Exercise brief:
Revise the records, starting at their beginning and ending at the line containing "Identify all the", so that each "data-label" becomes "value-label" and nothing else changes. Leave the pictures out of the result.
+ + + + +
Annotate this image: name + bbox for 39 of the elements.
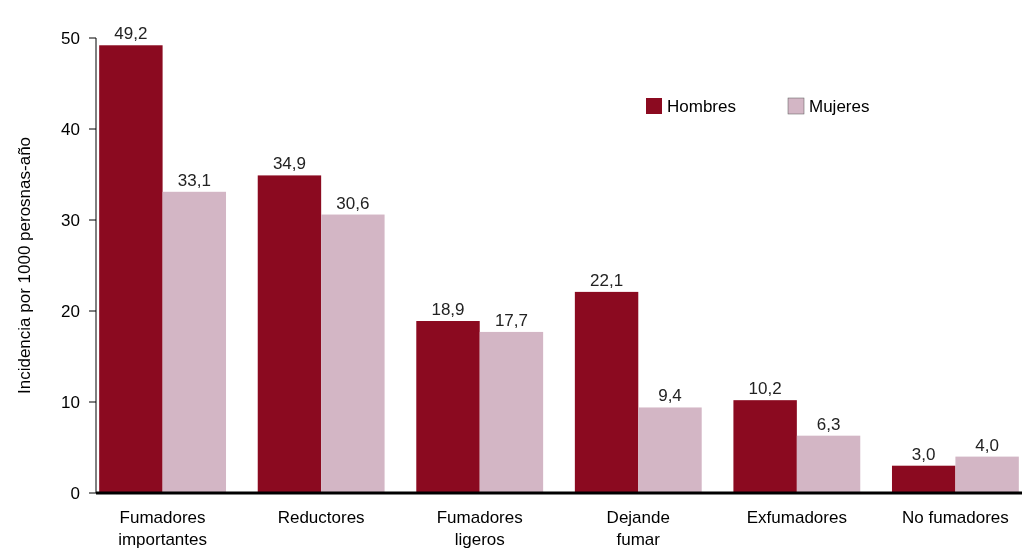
legend-label: Hombres xyxy=(667,96,736,116)
bar xyxy=(162,191,227,493)
legend-label: Mujeres xyxy=(809,96,870,116)
y-tick-label: 20 xyxy=(61,301,80,321)
x-tick-label: Dejande fumar xyxy=(606,508,670,549)
data-label: 22,1 xyxy=(590,270,624,290)
x-tick-label: Exfumadores xyxy=(746,508,847,527)
bar xyxy=(891,465,956,493)
y-tick-label: 50 xyxy=(61,28,80,48)
data-label: 30,6 xyxy=(336,193,370,213)
x-tick-label: Reductores xyxy=(277,508,365,527)
bar xyxy=(416,321,480,493)
data-label: 49,2 xyxy=(114,24,148,44)
y-tick-label: 40 xyxy=(61,119,80,139)
y-axis-title: Incidencia por 1000 perosnas-año xyxy=(15,136,34,395)
bar xyxy=(479,331,544,493)
data-label: 4,0 xyxy=(975,435,999,455)
bar xyxy=(955,456,1019,493)
y-tick-label: 0 xyxy=(70,483,80,503)
bar xyxy=(257,175,322,493)
data-label: 3,0 xyxy=(911,444,936,464)
bar xyxy=(321,214,385,493)
bar xyxy=(638,407,702,493)
x-tick-label: Fumadores ligeros xyxy=(436,508,523,549)
bar xyxy=(99,45,163,493)
bar xyxy=(733,400,797,493)
y-tick-label: 10 xyxy=(61,392,80,412)
y-tick-label: 30 xyxy=(61,210,80,230)
data-label: 33,1 xyxy=(177,170,211,190)
x-tick-label: Fumadores importantes xyxy=(118,508,208,549)
x-tick-label: No fumadores xyxy=(902,508,1009,527)
data-label: 34,9 xyxy=(272,154,306,174)
bar xyxy=(574,291,639,493)
data-label: 10,2 xyxy=(748,379,782,399)
data-label: 18,9 xyxy=(431,300,465,320)
bar xyxy=(796,435,861,493)
data-label: 9,4 xyxy=(658,386,682,406)
data-label: 17,7 xyxy=(494,310,528,330)
data-label: 6,3 xyxy=(816,414,841,434)
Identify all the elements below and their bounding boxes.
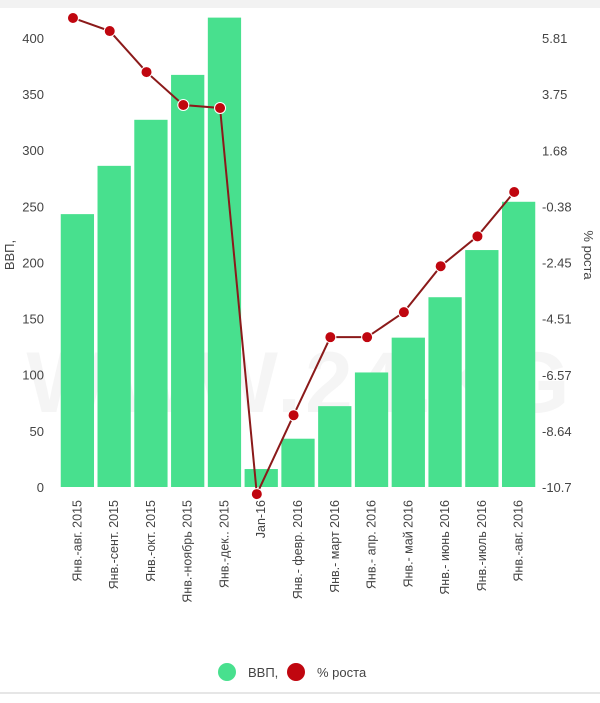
bar-gdp[interactable] (281, 438, 315, 487)
x-tick-label: Янв.- июнь 2016 (438, 500, 452, 595)
x-tick-label: Янв.-ноябрь 2015 (181, 500, 195, 603)
bar-gdp[interactable] (134, 119, 168, 487)
x-tick-label: Янв.- март 2016 (328, 500, 342, 593)
growth-point[interactable] (361, 331, 374, 344)
growth-point[interactable] (508, 185, 521, 198)
y-right-tick-label: -6.57 (542, 368, 572, 383)
bottom-divider (0, 692, 600, 694)
growth-point[interactable] (140, 66, 153, 79)
bar-gdp[interactable] (207, 17, 242, 488)
x-tick-label: Янв.-июль 2016 (475, 500, 489, 591)
y-left-tick-label: 150 (22, 312, 44, 327)
legend-item-growth[interactable]: % роста (287, 663, 367, 681)
growth-point[interactable] (324, 331, 337, 344)
y-left-tick-label: 300 (22, 143, 44, 158)
y-left-tick-label: 50 (30, 424, 44, 439)
y-left-tick-label: 100 (22, 368, 44, 383)
y-left-tick-label: 400 (22, 31, 44, 46)
y-right-tick-label: -2.45 (542, 256, 572, 271)
bar-gdp[interactable] (244, 469, 278, 487)
growth-point[interactable] (250, 488, 263, 501)
x-tick-label: Jan-16 (254, 500, 268, 538)
y-left-tick-label: 250 (22, 199, 44, 214)
growth-point[interactable] (103, 25, 116, 38)
y-right-tick-label: -10.7 (542, 480, 572, 495)
legend: ВВП, % роста (218, 663, 367, 681)
bar-gdp[interactable] (318, 406, 352, 487)
growth-point[interactable] (397, 306, 410, 319)
bar-gdp[interactable] (97, 165, 131, 487)
bar-gdp[interactable] (391, 337, 425, 487)
x-tick-label: Янв.- февр. 2016 (291, 500, 305, 599)
growth-point[interactable] (214, 101, 227, 114)
y-right-tick-label: 3.75 (542, 87, 567, 102)
bar-gdp[interactable] (171, 74, 205, 488)
bar-gdp[interactable] (60, 214, 95, 487)
x-tick-label: Янв.-окт. 2015 (144, 500, 158, 582)
y-axis-left-title: ВВП, (2, 240, 17, 270)
x-tick-label: Янв.- апр. 2016 (365, 500, 379, 589)
legend-growth-label: % роста (317, 665, 367, 680)
growth-point[interactable] (66, 11, 79, 24)
x-tick-label: Янв.- май 2016 (401, 500, 415, 588)
y-right-tick-label: -0.38 (542, 199, 572, 214)
growth-point[interactable] (434, 260, 447, 273)
x-tick-label: Янв.-дек.. 2015 (217, 500, 231, 588)
legend-gdp-marker (218, 663, 236, 681)
y-left-tick-label: 350 (22, 87, 44, 102)
bar-gdp[interactable] (354, 372, 389, 487)
legend-gdp-label: ВВП, (248, 665, 278, 680)
y-right-tick-label: 5.81 (542, 31, 567, 46)
y-right-tick-label: -8.64 (542, 424, 572, 439)
x-tick-label: Янв.-авг. 2016 (512, 500, 526, 582)
bar-gdp[interactable] (501, 201, 536, 487)
growth-point[interactable] (177, 98, 190, 111)
bar-gdp[interactable] (428, 297, 462, 487)
x-tick-label: Янв.-сент. 2015 (107, 500, 121, 589)
x-tick-label: Янв.-авг. 2015 (70, 500, 84, 582)
y-right-tick-label: 1.68 (542, 143, 567, 158)
growth-point[interactable] (287, 409, 300, 422)
y-left-tick-label: 200 (22, 255, 44, 270)
y-left-tick-label: 0 (37, 480, 44, 495)
legend-growth-marker (287, 663, 305, 681)
y-right-tick-label: -4.51 (542, 312, 572, 327)
y-axis-right-title: % роста (581, 230, 596, 280)
growth-point[interactable] (471, 230, 484, 243)
top-strip (0, 0, 600, 8)
legend-item-gdp[interactable]: ВВП, (218, 663, 278, 681)
bar-gdp[interactable] (465, 250, 499, 487)
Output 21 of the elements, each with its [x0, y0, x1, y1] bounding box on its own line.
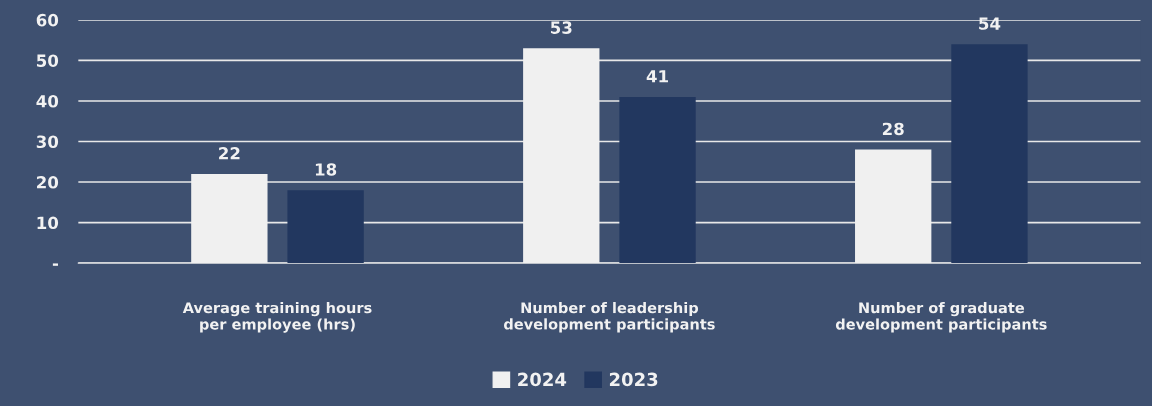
y-tick-label: 10	[37, 216, 59, 230]
data-label: 28	[882, 122, 904, 136]
data-label: 41	[646, 70, 668, 83]
y-tick-label: 30	[36, 135, 59, 149]
y-tick-label: 40	[36, 94, 59, 108]
legend-label: 2024	[518, 372, 567, 387]
y-tick-label: 20	[37, 175, 59, 189]
bar	[951, 44, 1028, 264]
y-tick-label: 50	[36, 54, 59, 67]
y-tick-label: -	[52, 263, 58, 266]
x-tick-label: Number of graduate development participants	[835, 301, 1047, 333]
bar	[287, 190, 364, 264]
bar	[619, 96, 696, 264]
y-tick-label: 60	[36, 13, 59, 27]
data-label: 22	[219, 146, 240, 160]
x-tick-label: Average training hours per employee (hrs)	[182, 301, 372, 333]
legend-label: 2023	[609, 372, 658, 387]
x-tick-label: Number of leadership development participants	[504, 301, 715, 333]
data-label: 54	[979, 17, 1001, 30]
data-label: 53	[550, 21, 572, 34]
data-label: 18	[315, 163, 337, 176]
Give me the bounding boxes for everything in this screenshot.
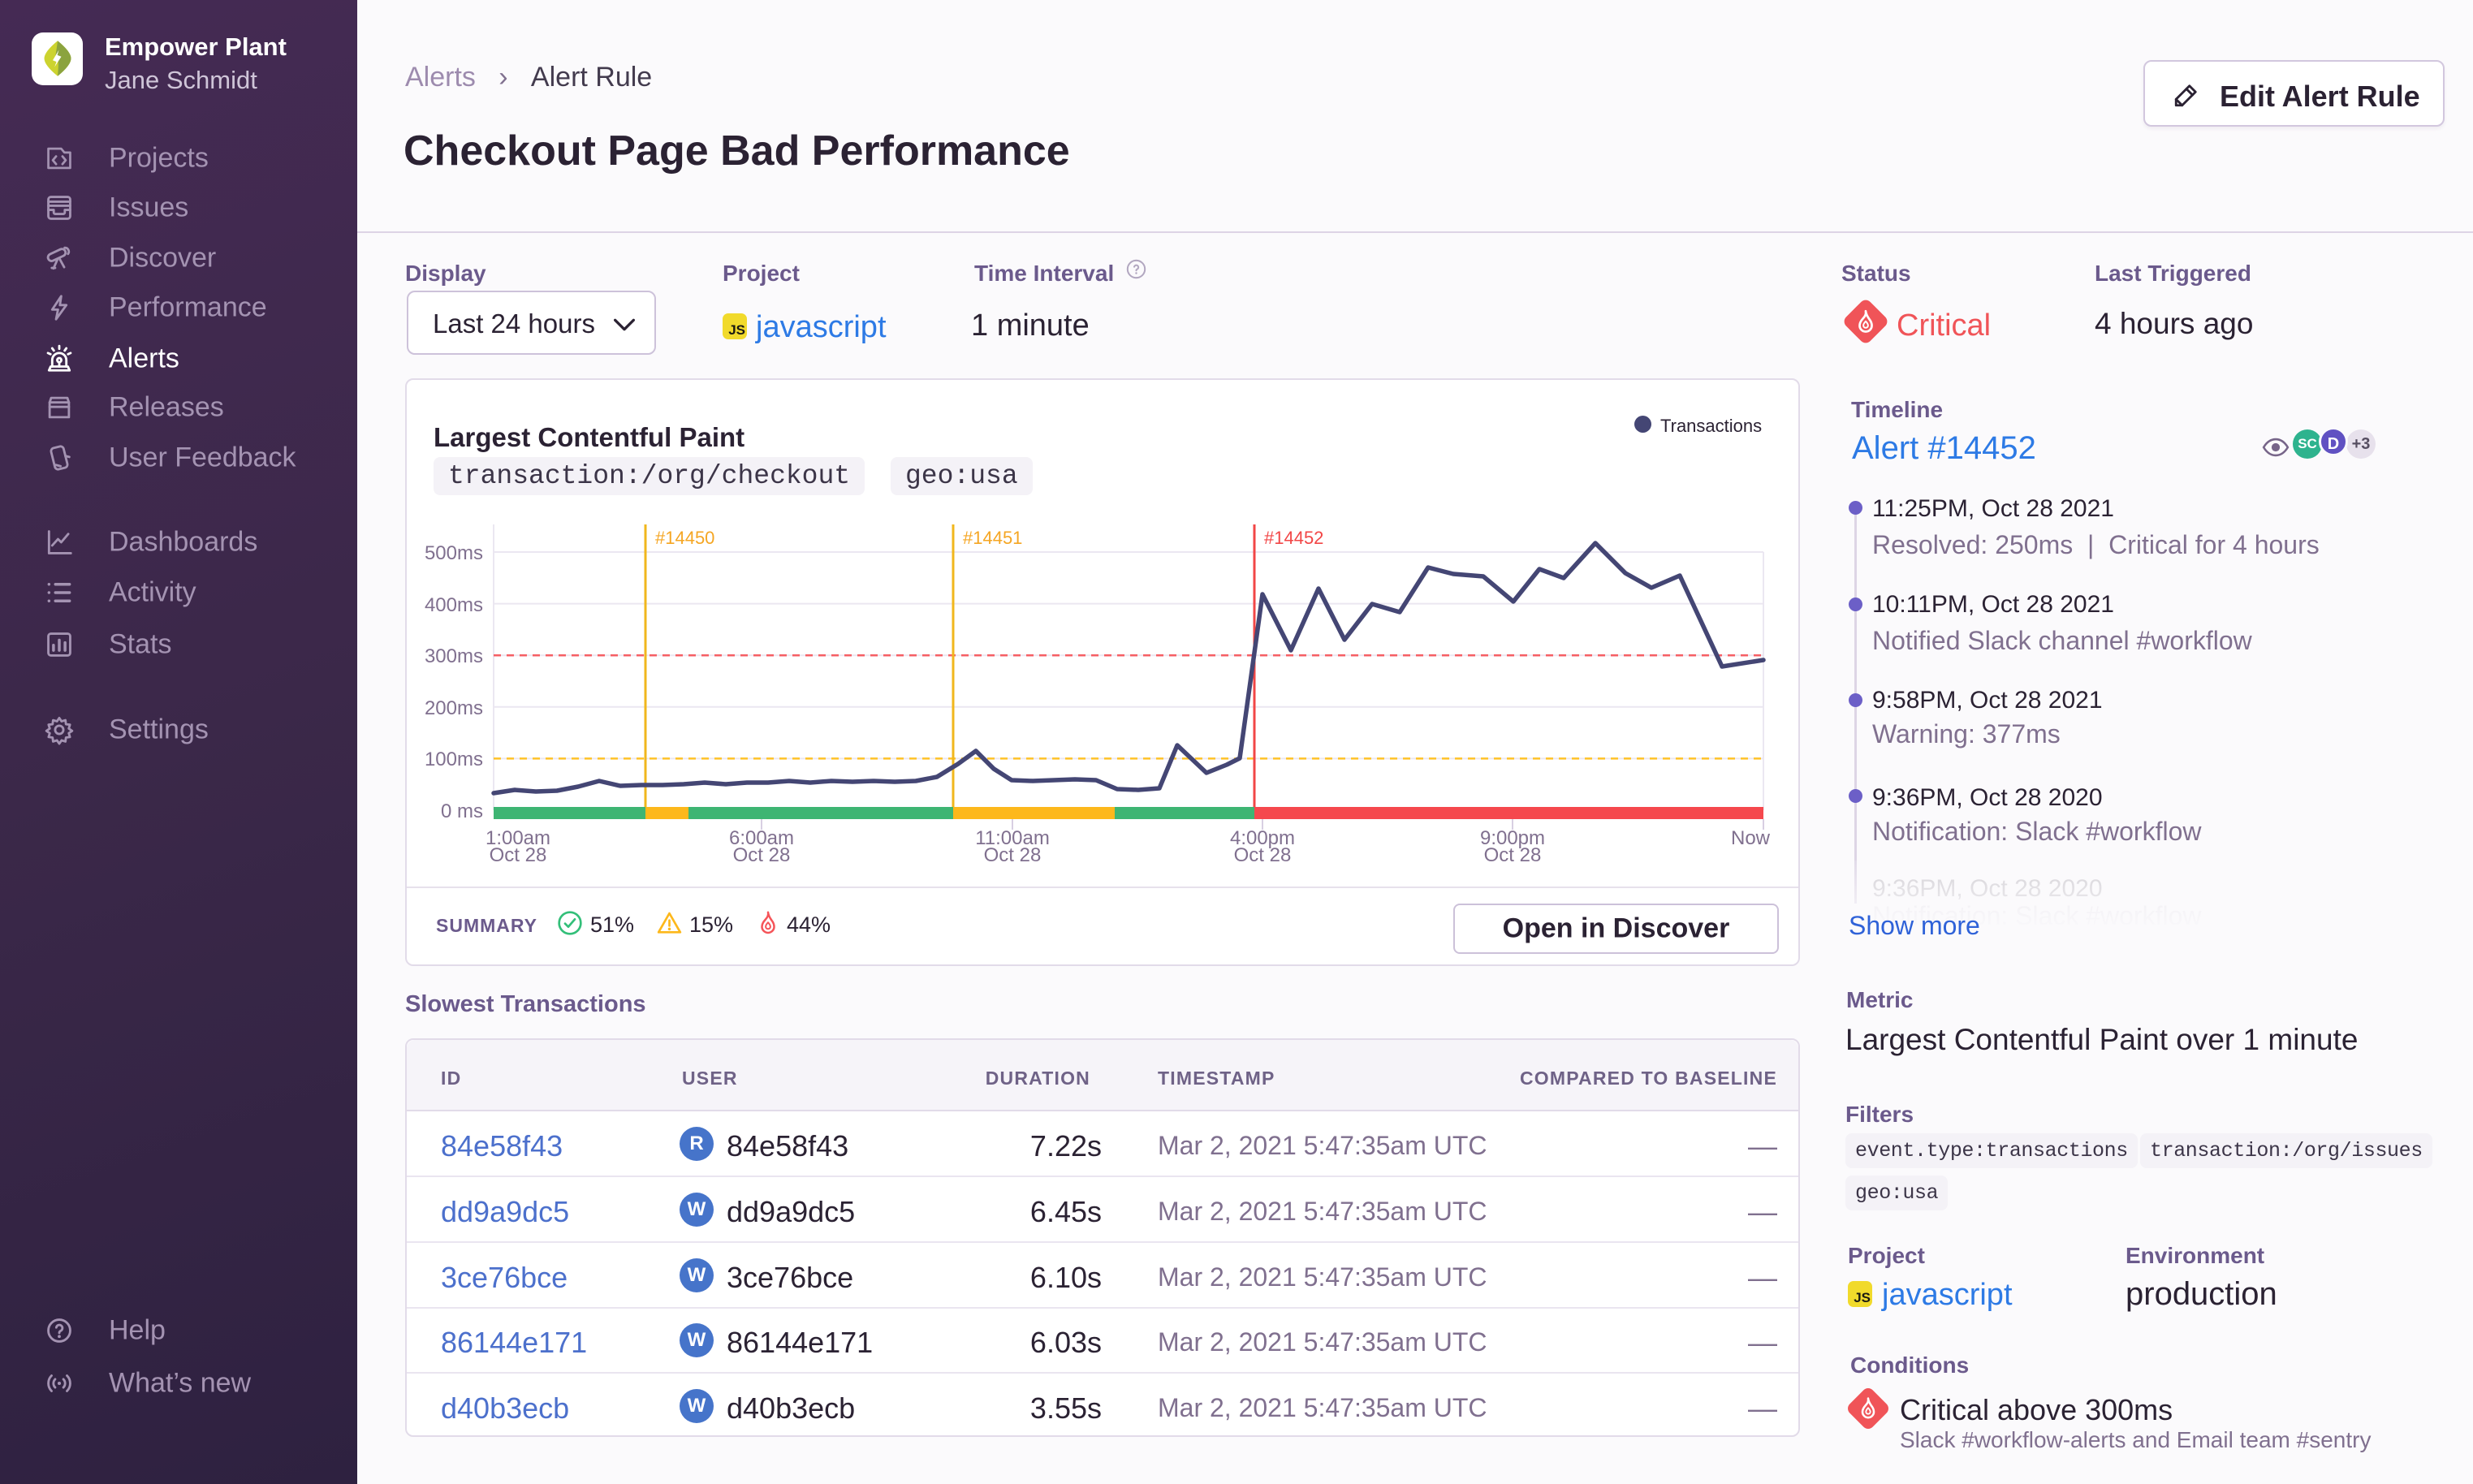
+ + + + +
The answer:
Annotate this image: name + bbox for 39 of the elements.
legend-label: Hombres xyxy=(667,96,736,116)
bar xyxy=(162,191,227,493)
legend-label: Mujeres xyxy=(809,96,870,116)
y-tick-label: 20 xyxy=(61,301,80,321)
x-tick-label: Dejande fumar xyxy=(606,508,670,549)
value-label: 22,1 xyxy=(590,270,624,290)
x-tick-label: Exfumadores xyxy=(746,508,847,527)
bar xyxy=(891,465,956,493)
y-tick-label: 50 xyxy=(61,28,80,48)
value-label: 30,6 xyxy=(336,193,370,213)
x-tick-label: Reductores xyxy=(277,508,365,527)
bar xyxy=(416,321,480,493)
value-label: 49,2 xyxy=(114,24,148,44)
y-tick-label: 40 xyxy=(61,119,80,139)
y-axis-title: Incidencia por 1000 perosnas-año xyxy=(15,136,34,395)
bar xyxy=(479,331,544,493)
value-label: 4,0 xyxy=(975,435,999,455)
bar xyxy=(955,456,1019,493)
y-tick-label: 0 xyxy=(70,483,80,503)
bar xyxy=(257,175,322,493)
value-label: 3,0 xyxy=(911,444,936,464)
bar xyxy=(321,214,385,493)
bar xyxy=(638,407,702,493)
x-tick-label: Fumadores ligeros xyxy=(436,508,523,549)
bar xyxy=(99,45,163,493)
bar xyxy=(733,400,797,493)
y-tick-label: 10 xyxy=(61,392,80,412)
y-tick-label: 30 xyxy=(61,210,80,230)
value-label: 33,1 xyxy=(177,170,211,190)
x-tick-label: Fumadores importantes xyxy=(118,508,208,549)
x-tick-label: No fumadores xyxy=(902,508,1009,527)
value-label: 34,9 xyxy=(272,154,306,174)
bar xyxy=(574,291,639,493)
value-label: 10,2 xyxy=(748,379,782,399)
value-label: 18,9 xyxy=(431,300,465,320)
bar xyxy=(796,435,861,493)
value-label: 9,4 xyxy=(658,386,682,406)
value-label: 17,7 xyxy=(494,310,528,330)
value-label: 6,3 xyxy=(816,414,841,434)
Identify all the elements below and their bounding boxes.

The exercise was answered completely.